* [Task to complete]:
Pick out every line that holds the string "Vine" and copy it.

Collected data
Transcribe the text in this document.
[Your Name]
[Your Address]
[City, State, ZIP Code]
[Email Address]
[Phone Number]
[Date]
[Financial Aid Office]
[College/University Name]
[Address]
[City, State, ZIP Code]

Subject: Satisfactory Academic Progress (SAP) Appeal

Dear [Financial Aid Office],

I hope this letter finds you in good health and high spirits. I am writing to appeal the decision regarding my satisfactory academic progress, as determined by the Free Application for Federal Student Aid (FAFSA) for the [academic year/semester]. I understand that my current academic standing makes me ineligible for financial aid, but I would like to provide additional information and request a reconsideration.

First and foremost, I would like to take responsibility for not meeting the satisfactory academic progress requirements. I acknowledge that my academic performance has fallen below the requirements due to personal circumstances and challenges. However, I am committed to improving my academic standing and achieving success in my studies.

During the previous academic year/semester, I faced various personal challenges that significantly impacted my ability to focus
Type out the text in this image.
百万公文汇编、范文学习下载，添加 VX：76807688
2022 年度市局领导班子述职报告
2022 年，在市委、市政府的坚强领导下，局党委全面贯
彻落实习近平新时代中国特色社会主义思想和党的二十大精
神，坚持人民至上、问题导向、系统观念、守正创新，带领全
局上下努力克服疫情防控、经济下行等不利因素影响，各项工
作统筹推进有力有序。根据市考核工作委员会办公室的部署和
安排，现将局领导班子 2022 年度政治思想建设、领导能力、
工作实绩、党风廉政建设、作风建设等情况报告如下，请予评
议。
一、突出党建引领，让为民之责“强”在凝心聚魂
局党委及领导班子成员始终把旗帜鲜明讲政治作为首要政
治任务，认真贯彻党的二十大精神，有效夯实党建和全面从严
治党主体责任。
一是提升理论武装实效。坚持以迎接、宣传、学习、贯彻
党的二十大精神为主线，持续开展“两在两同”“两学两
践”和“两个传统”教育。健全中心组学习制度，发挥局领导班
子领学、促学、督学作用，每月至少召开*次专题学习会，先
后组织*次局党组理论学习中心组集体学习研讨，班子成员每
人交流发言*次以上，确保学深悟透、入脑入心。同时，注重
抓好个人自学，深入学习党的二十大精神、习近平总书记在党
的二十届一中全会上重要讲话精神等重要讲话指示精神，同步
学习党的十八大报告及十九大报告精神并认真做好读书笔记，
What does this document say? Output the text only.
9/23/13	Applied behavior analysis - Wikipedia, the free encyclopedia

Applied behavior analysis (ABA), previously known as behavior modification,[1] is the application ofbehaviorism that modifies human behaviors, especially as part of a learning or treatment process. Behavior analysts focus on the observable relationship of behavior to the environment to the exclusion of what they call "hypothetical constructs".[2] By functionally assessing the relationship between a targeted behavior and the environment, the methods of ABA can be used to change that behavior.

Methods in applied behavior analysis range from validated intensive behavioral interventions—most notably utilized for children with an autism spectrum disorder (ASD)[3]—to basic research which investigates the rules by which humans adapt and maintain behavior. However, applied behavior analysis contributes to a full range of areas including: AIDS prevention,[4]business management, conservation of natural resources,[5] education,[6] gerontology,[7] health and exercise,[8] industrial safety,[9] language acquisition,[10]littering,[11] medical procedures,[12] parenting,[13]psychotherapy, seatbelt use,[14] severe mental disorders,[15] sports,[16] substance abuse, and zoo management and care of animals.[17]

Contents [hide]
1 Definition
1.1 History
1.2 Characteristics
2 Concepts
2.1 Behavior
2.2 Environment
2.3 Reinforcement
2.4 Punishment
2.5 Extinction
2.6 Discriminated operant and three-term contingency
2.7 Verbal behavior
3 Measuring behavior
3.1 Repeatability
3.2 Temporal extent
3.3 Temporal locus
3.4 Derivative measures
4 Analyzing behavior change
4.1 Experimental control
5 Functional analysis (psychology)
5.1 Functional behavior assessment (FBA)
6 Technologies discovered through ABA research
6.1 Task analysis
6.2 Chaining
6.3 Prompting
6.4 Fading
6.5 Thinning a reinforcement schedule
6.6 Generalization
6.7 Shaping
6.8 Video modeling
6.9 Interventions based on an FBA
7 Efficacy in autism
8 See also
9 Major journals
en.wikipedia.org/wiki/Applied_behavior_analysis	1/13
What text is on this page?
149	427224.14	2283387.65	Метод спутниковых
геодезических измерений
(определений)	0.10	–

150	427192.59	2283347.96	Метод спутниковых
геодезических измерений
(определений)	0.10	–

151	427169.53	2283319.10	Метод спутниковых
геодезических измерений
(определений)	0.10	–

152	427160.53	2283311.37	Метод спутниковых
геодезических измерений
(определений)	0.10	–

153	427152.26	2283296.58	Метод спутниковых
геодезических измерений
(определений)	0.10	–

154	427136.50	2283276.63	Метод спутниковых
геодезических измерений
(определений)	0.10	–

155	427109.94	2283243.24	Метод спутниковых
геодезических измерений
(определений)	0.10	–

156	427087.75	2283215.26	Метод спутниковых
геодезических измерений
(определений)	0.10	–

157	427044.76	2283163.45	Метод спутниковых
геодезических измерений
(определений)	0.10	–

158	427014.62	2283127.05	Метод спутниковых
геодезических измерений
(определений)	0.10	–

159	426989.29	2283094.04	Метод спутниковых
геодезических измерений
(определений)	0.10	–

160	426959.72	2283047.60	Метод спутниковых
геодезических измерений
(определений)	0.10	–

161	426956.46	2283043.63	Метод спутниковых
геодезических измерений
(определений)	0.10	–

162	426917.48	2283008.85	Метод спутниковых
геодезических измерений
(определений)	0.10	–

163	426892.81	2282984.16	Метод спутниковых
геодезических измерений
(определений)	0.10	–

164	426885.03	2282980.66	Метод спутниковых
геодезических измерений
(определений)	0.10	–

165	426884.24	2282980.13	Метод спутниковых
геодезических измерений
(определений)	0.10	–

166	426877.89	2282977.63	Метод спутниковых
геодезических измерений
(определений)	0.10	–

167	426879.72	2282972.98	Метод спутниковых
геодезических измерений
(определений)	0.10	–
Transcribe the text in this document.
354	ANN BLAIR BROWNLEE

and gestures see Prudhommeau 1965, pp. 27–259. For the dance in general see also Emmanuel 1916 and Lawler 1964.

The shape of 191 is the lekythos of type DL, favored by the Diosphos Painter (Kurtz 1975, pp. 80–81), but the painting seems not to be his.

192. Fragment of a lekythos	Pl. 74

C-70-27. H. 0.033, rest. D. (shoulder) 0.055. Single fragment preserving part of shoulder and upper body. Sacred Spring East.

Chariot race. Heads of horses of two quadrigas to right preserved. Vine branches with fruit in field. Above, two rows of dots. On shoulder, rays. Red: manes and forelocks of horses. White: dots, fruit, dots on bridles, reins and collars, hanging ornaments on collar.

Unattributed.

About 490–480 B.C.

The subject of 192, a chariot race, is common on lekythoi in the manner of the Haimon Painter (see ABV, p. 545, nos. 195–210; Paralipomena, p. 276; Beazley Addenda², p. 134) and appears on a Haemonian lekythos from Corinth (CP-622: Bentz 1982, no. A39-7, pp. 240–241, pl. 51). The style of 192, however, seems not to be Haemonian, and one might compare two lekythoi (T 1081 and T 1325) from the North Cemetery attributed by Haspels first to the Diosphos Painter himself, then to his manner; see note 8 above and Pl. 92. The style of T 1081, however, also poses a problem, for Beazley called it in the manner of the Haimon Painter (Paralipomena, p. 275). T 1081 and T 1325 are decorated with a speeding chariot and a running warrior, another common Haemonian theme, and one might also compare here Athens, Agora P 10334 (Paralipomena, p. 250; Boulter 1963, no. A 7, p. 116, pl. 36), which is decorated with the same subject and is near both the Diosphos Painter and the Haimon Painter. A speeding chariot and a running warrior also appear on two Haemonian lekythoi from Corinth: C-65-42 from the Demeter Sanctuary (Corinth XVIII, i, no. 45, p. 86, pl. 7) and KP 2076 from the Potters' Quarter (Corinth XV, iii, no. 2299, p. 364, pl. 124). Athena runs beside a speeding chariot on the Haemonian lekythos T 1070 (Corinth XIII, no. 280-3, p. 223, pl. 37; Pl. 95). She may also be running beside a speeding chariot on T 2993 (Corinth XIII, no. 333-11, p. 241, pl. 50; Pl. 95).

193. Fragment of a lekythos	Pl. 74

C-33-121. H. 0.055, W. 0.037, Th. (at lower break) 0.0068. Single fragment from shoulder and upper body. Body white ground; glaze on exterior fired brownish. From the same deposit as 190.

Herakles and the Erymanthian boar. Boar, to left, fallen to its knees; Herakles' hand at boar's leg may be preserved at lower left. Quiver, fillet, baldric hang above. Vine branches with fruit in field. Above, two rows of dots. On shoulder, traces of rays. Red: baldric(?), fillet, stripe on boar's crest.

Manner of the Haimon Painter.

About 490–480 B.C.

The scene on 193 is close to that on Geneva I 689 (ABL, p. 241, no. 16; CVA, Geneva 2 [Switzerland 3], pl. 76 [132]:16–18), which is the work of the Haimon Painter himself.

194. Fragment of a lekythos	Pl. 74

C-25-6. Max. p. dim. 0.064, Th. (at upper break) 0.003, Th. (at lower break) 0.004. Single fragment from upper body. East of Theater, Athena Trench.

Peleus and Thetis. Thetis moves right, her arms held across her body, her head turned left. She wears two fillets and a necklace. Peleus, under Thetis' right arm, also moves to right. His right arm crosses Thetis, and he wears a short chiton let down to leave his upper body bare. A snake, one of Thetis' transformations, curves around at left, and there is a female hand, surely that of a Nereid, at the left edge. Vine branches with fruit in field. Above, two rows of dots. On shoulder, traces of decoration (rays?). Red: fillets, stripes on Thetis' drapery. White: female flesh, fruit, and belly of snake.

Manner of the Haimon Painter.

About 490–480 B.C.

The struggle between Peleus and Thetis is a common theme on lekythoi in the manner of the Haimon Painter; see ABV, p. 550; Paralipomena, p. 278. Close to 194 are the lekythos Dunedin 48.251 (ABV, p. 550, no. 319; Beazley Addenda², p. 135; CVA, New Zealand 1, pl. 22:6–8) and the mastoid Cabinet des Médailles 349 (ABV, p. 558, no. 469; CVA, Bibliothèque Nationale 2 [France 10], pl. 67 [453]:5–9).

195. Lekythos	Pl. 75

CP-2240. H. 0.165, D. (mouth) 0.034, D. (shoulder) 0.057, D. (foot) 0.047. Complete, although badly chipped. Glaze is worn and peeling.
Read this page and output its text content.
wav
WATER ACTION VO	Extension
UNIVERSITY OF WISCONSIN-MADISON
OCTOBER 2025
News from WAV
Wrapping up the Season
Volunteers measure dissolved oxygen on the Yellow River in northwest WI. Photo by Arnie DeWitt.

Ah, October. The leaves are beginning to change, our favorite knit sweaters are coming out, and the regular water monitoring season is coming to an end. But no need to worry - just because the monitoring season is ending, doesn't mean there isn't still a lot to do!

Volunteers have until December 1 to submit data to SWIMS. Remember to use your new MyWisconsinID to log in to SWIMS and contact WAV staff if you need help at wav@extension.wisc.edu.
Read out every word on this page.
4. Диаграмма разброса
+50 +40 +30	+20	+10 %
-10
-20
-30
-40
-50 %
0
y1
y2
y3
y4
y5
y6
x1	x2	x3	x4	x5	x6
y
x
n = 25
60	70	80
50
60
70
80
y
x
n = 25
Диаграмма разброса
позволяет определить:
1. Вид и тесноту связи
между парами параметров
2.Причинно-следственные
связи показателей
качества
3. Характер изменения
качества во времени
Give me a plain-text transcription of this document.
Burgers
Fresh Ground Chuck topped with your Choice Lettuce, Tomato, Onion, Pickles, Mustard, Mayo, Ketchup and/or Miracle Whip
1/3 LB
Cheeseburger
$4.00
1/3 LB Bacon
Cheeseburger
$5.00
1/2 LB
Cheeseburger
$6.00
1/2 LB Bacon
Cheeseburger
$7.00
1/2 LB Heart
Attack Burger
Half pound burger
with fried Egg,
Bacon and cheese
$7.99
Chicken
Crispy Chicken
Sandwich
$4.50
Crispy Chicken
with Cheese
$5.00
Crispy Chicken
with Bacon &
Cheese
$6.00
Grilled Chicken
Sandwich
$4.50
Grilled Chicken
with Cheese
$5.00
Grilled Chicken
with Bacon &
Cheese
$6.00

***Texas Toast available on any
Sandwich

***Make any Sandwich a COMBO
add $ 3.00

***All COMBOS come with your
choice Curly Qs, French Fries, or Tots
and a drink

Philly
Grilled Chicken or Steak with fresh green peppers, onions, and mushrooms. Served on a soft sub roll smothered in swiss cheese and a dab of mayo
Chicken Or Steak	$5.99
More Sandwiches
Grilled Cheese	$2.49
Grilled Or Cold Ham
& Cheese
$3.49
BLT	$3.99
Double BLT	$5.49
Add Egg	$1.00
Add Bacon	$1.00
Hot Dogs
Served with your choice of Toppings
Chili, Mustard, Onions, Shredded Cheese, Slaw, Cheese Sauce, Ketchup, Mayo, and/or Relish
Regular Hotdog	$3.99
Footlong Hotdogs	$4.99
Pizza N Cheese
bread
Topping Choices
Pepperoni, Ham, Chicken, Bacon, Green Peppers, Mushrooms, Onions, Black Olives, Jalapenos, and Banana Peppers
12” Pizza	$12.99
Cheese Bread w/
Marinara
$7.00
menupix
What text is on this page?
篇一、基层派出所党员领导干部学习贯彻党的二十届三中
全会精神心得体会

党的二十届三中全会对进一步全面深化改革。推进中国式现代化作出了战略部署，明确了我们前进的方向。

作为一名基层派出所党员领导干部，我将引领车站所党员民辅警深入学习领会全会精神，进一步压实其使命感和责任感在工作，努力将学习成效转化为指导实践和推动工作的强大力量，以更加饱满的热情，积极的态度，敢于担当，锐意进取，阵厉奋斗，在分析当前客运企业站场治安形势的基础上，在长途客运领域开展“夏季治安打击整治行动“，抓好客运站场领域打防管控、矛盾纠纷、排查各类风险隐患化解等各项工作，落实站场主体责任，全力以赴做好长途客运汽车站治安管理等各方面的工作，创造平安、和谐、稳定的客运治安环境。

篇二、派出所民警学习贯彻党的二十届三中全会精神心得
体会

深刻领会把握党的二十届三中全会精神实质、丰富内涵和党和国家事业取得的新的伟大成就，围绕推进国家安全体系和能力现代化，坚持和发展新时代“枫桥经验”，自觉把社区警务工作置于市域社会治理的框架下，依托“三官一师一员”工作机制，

* [Exercise answer]:
Chariot race. Heads of horses of two quadrigas to right preserved. Vine branches with fruit in field. Above, two rows of dots. On shoulder, rays. Red: manes and forelocks of horses. White: dots, fruit, dots on bridles, reins and collars, hanging ornaments on collar.
Herakles and the Erymanthian boar. Boar, to left, fallen to its knees; Herakles' hand at boar's leg may be preserved at lower left. Quiver, fillet, baldric hang above. Vine branches with fruit in field. Above, two rows of dots. On shoulder, traces of rays. Red: baldric(?), fillet, stripe on boar's crest.
Peleus and Thetis. Thetis moves right, her arms held across her body, her head turned left. She wears two fillets and a necklace. Peleus, under Thetis' right arm, also moves to right. His right arm crosses Thetis, and he wears a short chiton let down to leave his upper body bare. A snake, one of Thetis' transformations, curves around at left, and there is a female hand, surely that of a Nereid, at the left edge. Vine branches with fruit in field. Above, two rows of dots. On shoulder, traces of decoration (rays?). Red: fillets, stripes on Thetis' drapery. White: female flesh, fruit, and belly of snake.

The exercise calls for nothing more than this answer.